>>>

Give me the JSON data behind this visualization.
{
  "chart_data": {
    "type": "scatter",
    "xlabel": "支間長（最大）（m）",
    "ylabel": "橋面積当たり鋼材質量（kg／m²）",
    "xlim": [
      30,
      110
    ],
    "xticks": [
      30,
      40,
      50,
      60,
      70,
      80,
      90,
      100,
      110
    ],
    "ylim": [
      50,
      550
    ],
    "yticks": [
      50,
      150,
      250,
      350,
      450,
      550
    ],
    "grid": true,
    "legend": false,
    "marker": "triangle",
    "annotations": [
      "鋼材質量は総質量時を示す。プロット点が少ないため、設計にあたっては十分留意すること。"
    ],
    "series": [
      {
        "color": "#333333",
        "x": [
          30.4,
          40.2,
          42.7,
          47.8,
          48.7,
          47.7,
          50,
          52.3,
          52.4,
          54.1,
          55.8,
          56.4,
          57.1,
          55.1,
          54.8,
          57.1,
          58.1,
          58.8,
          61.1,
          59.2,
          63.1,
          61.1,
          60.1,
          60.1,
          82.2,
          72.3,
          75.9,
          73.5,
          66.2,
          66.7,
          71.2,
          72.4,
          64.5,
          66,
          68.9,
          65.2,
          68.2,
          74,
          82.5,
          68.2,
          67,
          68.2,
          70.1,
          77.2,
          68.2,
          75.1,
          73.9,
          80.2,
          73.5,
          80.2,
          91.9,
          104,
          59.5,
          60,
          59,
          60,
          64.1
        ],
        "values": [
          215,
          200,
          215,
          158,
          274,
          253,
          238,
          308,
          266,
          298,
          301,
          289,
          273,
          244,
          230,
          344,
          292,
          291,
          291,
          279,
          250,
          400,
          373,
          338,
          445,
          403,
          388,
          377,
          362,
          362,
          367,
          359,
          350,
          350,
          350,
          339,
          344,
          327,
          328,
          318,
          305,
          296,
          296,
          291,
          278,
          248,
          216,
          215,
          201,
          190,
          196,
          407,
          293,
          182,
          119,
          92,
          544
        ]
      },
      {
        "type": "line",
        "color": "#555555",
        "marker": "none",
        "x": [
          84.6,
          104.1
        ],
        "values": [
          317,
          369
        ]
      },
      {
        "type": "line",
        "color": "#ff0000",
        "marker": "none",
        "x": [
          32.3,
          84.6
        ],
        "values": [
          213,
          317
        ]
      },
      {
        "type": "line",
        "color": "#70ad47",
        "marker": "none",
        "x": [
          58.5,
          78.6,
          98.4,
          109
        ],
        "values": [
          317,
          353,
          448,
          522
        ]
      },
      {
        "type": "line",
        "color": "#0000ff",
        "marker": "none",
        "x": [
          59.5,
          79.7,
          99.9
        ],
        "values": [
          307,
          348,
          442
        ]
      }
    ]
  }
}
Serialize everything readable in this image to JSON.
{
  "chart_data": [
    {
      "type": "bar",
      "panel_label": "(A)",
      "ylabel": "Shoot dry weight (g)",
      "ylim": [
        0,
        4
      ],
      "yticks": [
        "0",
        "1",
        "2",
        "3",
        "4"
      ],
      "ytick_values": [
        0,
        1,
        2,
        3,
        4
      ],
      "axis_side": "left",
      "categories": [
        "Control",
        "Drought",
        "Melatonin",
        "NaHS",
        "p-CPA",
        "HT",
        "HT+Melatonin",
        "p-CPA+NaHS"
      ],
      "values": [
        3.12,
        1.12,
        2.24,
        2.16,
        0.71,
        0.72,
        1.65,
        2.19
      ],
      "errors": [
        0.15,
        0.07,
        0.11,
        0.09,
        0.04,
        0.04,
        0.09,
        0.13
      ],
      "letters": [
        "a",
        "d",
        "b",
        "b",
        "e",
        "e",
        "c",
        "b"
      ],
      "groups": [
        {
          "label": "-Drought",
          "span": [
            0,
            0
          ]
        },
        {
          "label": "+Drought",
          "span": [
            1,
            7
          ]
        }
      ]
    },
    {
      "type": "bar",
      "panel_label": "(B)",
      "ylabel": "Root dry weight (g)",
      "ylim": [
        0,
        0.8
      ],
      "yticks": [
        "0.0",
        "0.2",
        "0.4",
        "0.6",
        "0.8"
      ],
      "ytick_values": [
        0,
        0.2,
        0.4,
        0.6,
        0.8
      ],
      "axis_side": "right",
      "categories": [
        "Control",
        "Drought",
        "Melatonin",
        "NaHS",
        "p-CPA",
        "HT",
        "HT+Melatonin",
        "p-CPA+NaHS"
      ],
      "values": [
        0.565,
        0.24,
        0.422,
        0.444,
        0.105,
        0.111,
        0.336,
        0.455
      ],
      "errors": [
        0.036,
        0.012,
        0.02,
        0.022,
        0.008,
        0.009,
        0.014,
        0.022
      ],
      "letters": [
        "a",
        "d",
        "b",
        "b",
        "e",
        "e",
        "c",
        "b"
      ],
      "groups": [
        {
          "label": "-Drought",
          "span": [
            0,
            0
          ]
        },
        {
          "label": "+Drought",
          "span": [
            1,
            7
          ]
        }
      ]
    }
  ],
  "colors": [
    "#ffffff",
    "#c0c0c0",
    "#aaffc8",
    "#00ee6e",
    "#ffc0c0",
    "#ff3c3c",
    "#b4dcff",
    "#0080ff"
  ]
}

<<<
>>>

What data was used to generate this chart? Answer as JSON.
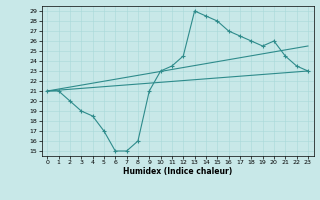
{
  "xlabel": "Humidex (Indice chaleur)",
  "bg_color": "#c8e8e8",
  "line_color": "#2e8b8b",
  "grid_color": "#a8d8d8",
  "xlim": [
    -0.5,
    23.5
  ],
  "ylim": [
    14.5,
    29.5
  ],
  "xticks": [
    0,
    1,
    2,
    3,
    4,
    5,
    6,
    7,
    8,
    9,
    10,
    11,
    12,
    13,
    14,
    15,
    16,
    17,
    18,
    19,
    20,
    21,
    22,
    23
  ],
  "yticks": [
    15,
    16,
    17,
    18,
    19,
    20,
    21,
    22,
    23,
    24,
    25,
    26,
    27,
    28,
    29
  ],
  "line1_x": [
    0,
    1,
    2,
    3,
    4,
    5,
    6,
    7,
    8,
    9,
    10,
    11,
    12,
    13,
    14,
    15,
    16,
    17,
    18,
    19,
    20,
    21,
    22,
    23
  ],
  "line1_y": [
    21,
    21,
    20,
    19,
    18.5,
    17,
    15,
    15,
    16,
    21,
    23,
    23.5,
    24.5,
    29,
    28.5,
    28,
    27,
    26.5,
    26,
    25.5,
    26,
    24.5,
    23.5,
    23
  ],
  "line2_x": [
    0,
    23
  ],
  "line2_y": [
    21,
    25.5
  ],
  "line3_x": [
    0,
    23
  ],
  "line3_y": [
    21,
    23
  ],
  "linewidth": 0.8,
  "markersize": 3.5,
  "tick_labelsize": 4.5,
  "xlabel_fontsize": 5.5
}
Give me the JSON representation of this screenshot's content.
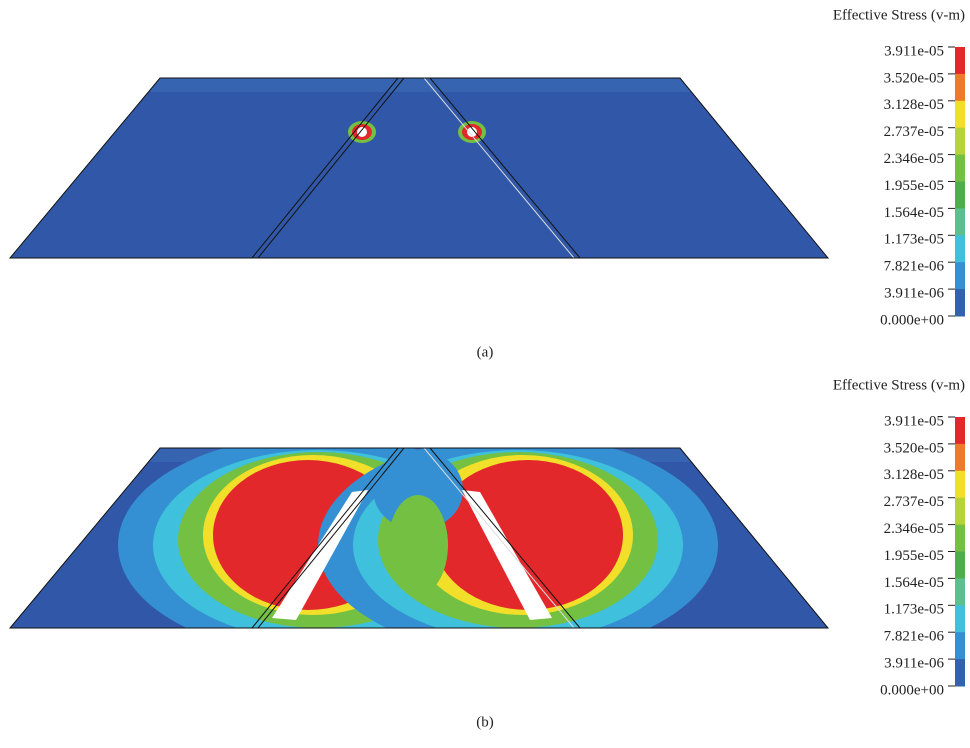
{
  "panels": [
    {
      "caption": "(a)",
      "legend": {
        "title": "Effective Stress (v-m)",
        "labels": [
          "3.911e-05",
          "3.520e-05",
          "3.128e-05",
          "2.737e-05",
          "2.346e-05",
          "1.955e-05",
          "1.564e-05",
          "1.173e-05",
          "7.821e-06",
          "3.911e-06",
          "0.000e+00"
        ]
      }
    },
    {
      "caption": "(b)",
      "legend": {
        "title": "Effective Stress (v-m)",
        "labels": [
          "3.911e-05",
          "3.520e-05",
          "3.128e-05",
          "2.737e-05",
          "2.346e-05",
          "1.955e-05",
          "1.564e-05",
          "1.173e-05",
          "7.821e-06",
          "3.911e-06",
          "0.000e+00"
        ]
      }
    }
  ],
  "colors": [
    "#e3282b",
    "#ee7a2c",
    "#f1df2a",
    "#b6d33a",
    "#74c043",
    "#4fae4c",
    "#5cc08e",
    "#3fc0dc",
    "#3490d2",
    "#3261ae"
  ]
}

<<<

### WHAT TO DO
Count every line of the records that holds "ylabel". State the number, nothing else.

### TASK SOLUTION
3